Collect each line containing "Ukrajinci".

GIVEN INFORMATION =>
□ □ □ □
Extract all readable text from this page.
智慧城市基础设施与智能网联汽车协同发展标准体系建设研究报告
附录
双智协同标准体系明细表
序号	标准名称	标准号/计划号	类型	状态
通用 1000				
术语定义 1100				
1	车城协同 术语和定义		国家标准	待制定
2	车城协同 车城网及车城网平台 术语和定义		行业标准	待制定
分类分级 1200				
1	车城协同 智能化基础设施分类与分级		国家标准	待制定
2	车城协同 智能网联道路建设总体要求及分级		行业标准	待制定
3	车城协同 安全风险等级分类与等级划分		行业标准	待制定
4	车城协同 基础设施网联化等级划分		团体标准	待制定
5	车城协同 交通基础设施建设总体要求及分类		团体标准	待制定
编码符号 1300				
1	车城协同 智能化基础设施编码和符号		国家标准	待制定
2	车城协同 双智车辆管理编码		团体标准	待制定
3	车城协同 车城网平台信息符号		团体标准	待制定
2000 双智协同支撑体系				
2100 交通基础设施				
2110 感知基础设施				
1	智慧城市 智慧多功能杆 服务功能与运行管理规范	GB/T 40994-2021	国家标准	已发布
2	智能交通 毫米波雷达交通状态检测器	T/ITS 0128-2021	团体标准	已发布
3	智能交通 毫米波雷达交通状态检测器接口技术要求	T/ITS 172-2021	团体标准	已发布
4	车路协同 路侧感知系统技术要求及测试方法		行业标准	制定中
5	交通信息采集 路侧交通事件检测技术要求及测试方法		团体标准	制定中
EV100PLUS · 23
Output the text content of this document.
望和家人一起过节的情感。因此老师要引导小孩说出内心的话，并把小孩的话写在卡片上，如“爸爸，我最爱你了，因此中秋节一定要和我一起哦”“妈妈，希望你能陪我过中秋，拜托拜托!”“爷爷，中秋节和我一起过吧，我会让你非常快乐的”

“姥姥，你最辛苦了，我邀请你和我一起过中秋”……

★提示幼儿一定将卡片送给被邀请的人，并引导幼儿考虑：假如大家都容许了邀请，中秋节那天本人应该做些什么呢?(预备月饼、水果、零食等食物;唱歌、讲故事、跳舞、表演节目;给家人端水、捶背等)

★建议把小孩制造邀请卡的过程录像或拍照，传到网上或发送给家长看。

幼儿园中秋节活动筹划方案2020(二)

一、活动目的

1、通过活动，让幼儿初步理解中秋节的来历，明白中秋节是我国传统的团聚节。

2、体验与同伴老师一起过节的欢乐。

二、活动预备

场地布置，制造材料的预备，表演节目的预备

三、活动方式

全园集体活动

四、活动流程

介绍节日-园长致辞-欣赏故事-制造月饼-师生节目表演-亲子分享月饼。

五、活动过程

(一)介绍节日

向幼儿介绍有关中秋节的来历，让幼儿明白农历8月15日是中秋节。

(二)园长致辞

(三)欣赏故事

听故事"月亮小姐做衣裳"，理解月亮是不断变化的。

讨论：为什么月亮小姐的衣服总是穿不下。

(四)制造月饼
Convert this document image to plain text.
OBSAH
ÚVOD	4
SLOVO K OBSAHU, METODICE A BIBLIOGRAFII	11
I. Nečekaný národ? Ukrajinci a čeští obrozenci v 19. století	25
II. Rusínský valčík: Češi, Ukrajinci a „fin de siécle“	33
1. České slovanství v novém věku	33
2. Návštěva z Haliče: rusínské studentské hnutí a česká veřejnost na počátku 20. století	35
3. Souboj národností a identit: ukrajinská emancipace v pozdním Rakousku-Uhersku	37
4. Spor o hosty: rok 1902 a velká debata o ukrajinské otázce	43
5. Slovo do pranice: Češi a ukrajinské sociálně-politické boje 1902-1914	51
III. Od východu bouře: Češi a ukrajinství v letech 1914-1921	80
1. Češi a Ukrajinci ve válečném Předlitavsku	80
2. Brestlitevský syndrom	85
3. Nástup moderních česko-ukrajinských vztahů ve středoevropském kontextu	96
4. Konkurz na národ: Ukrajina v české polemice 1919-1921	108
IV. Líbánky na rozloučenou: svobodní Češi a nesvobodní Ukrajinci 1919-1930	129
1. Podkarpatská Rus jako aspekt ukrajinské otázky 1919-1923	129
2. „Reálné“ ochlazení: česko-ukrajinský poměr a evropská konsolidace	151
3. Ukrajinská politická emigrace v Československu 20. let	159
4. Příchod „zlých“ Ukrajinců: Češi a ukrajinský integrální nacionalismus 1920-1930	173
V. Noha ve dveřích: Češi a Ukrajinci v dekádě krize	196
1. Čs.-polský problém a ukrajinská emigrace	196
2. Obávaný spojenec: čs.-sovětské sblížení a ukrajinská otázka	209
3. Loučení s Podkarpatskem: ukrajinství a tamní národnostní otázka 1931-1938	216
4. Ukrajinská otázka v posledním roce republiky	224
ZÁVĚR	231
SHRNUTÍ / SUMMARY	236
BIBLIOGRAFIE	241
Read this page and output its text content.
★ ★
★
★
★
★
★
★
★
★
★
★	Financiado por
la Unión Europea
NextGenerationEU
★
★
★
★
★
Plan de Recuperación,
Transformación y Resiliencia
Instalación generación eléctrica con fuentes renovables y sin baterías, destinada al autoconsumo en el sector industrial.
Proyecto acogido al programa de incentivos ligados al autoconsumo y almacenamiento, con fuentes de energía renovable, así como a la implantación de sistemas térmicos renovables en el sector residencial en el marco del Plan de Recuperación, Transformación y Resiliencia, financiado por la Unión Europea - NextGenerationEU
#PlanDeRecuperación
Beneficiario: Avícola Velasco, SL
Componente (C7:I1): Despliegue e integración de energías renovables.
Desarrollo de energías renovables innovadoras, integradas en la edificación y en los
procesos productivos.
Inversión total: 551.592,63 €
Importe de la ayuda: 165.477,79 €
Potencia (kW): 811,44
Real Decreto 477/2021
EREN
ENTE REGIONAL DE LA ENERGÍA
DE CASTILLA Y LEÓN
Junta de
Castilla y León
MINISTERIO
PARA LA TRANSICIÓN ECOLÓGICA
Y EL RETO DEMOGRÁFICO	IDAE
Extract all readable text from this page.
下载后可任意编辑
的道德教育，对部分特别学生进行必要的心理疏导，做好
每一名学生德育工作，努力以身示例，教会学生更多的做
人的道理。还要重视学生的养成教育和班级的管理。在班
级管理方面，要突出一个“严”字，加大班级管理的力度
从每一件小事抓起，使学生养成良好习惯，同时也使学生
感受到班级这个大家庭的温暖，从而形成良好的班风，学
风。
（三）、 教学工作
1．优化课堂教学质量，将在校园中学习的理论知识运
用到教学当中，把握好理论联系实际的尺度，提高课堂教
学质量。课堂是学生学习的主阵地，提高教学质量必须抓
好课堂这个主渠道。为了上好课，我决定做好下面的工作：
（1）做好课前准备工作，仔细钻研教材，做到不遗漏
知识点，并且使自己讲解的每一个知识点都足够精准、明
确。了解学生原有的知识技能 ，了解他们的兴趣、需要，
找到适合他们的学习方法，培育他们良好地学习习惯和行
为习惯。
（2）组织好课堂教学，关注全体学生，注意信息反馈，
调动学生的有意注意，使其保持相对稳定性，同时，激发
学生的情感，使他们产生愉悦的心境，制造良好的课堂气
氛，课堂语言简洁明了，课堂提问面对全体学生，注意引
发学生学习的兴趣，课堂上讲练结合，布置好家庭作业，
□ □ □ □
ANSWER TO THIS PROBLEM =>
I. Nečekaný národ? Ukrajinci a čeští obrozenci v 19. století	25
II. Rusínský valčík: Češi, Ukrajinci a „fin de siécle“	33
1. Češi a Ukrajinci ve válečném Předlitavsku	80
IV. Líbánky na rozloučenou: svobodní Češi a nesvobodní Ukrajinci 1919-1930	129
V. Noha ve dveřích: Češi a Ukrajinci v dekádě krize	196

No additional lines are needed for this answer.